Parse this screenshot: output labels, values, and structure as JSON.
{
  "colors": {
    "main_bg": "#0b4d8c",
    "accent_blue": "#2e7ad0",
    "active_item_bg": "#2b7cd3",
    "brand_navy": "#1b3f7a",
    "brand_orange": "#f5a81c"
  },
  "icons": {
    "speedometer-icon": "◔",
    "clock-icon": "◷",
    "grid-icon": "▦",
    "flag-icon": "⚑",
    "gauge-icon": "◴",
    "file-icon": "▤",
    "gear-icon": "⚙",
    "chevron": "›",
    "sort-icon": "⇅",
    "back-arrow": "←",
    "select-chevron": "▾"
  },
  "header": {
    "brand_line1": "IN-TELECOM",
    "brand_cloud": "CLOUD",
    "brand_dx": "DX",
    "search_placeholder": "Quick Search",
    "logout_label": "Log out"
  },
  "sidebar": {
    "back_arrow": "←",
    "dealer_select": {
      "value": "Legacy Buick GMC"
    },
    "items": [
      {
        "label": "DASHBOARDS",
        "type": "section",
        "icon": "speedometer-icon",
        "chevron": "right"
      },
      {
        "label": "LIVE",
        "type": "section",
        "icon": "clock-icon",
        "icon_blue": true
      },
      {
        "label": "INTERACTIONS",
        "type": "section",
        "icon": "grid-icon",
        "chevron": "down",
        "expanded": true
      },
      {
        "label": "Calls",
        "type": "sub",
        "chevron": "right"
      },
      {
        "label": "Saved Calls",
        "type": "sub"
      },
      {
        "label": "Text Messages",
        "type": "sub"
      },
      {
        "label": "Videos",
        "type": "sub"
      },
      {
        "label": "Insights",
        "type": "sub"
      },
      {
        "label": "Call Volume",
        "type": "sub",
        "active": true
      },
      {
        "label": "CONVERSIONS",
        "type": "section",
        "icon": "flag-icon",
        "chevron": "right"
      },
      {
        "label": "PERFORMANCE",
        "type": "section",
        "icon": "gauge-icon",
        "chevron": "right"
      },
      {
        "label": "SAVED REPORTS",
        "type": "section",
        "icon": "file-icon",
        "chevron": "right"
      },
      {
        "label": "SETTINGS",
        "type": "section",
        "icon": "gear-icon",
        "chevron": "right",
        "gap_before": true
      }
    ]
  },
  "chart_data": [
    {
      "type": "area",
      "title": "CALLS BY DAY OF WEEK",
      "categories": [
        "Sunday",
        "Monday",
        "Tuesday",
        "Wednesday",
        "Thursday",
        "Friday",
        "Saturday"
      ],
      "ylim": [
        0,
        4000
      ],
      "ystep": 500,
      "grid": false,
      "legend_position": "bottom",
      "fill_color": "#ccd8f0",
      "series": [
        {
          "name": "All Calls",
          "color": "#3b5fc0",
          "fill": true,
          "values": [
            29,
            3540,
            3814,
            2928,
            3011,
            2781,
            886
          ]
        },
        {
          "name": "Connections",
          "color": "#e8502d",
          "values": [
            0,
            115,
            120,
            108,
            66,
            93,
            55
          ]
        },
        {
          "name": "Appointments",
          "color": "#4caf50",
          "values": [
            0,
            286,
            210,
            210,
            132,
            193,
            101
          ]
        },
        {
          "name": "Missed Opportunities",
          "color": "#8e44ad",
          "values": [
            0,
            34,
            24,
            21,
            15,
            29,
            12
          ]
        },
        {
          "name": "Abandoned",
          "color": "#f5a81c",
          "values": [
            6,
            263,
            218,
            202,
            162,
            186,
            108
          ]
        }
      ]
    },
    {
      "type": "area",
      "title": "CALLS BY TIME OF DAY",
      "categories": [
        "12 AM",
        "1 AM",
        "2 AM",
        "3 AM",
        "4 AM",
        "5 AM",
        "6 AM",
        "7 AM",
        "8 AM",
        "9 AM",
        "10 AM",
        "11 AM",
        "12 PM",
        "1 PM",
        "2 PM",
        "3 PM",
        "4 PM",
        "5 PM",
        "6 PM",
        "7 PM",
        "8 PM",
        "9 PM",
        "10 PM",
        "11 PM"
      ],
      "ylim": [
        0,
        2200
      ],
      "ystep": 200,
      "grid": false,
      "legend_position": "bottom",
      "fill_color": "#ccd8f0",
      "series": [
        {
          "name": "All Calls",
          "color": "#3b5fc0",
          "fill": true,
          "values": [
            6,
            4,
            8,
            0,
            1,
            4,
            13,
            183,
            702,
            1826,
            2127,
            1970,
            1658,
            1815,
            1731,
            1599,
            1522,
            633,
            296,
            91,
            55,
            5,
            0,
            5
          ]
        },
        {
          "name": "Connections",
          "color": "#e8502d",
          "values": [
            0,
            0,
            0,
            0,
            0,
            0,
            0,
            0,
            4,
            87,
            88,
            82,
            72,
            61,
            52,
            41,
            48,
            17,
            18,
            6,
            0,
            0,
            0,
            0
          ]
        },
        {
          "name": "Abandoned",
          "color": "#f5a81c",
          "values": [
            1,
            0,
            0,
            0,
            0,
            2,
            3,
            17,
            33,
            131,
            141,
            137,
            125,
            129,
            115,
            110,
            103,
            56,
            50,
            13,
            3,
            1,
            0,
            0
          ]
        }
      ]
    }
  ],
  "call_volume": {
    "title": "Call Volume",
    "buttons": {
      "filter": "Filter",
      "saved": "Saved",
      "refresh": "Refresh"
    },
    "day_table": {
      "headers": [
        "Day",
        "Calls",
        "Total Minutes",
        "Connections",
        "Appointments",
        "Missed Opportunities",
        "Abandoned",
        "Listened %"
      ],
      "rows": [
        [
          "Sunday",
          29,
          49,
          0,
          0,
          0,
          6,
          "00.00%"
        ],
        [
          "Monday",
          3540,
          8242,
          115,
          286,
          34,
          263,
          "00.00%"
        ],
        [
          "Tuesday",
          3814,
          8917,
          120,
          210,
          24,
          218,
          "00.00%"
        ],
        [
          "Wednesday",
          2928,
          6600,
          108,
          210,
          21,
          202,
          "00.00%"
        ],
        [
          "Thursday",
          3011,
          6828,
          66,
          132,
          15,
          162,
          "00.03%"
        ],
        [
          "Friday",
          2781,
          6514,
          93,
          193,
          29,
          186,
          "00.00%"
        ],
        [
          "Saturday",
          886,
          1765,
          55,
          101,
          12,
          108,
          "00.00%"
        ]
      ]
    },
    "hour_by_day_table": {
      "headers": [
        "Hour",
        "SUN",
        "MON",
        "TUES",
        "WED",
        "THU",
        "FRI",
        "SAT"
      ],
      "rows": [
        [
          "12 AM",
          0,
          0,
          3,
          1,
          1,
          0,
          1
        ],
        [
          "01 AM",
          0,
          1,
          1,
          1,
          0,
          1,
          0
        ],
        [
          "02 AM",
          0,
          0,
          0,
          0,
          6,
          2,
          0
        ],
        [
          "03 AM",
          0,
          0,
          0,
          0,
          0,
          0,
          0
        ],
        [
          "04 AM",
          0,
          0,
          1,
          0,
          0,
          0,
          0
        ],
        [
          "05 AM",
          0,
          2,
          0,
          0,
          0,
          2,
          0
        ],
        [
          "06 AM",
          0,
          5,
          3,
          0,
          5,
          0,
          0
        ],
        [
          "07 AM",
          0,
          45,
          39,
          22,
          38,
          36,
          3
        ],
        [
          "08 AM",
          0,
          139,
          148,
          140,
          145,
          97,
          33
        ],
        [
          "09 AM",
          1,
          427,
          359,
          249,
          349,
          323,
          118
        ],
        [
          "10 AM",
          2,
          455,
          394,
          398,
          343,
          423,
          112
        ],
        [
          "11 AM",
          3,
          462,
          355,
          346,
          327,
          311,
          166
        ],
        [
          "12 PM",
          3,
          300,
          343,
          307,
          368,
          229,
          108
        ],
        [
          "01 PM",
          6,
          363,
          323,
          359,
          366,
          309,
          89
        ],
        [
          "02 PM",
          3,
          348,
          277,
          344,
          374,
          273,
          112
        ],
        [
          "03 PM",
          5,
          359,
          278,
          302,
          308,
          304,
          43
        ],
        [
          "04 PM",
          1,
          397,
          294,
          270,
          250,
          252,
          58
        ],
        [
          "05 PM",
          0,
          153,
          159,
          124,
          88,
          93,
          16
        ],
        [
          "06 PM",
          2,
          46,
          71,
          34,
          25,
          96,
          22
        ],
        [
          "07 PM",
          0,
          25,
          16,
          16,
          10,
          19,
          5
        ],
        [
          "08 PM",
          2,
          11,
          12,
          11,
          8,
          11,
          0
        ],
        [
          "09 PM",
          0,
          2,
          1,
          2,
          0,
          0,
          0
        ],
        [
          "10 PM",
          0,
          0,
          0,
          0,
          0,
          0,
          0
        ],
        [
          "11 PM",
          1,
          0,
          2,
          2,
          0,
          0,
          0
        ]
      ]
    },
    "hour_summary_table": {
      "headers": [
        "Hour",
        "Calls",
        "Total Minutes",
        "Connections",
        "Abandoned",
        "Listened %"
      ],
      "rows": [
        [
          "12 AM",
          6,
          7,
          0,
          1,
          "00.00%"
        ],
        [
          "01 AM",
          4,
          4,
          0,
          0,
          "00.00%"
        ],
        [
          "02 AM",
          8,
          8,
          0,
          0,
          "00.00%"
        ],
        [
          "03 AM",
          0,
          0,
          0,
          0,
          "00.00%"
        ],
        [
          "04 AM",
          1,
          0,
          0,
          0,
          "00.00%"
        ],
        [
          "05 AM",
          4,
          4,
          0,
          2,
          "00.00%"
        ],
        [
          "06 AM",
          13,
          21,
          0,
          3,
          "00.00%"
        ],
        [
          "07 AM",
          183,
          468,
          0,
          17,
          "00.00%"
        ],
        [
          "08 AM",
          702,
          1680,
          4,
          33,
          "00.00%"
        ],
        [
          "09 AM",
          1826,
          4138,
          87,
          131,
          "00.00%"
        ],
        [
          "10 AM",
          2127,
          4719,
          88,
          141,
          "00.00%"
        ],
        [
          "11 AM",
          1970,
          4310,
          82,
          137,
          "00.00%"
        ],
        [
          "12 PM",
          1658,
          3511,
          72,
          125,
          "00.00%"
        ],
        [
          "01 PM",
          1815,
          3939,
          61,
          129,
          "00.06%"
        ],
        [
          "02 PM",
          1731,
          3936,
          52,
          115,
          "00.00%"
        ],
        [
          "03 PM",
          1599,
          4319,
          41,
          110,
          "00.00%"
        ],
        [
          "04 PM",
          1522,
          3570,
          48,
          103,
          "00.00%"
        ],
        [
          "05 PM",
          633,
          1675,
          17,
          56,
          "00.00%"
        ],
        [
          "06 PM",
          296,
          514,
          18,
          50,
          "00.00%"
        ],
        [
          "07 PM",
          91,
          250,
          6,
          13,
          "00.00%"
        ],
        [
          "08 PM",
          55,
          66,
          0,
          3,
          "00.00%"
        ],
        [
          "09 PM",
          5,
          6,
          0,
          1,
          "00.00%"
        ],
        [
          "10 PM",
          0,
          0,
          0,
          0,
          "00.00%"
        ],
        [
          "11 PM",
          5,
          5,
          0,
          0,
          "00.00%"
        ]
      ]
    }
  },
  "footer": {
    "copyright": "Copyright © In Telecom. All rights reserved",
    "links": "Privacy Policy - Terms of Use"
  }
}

□ □ □

Report how many lines of the listing hold the string "title", giving only the number.

3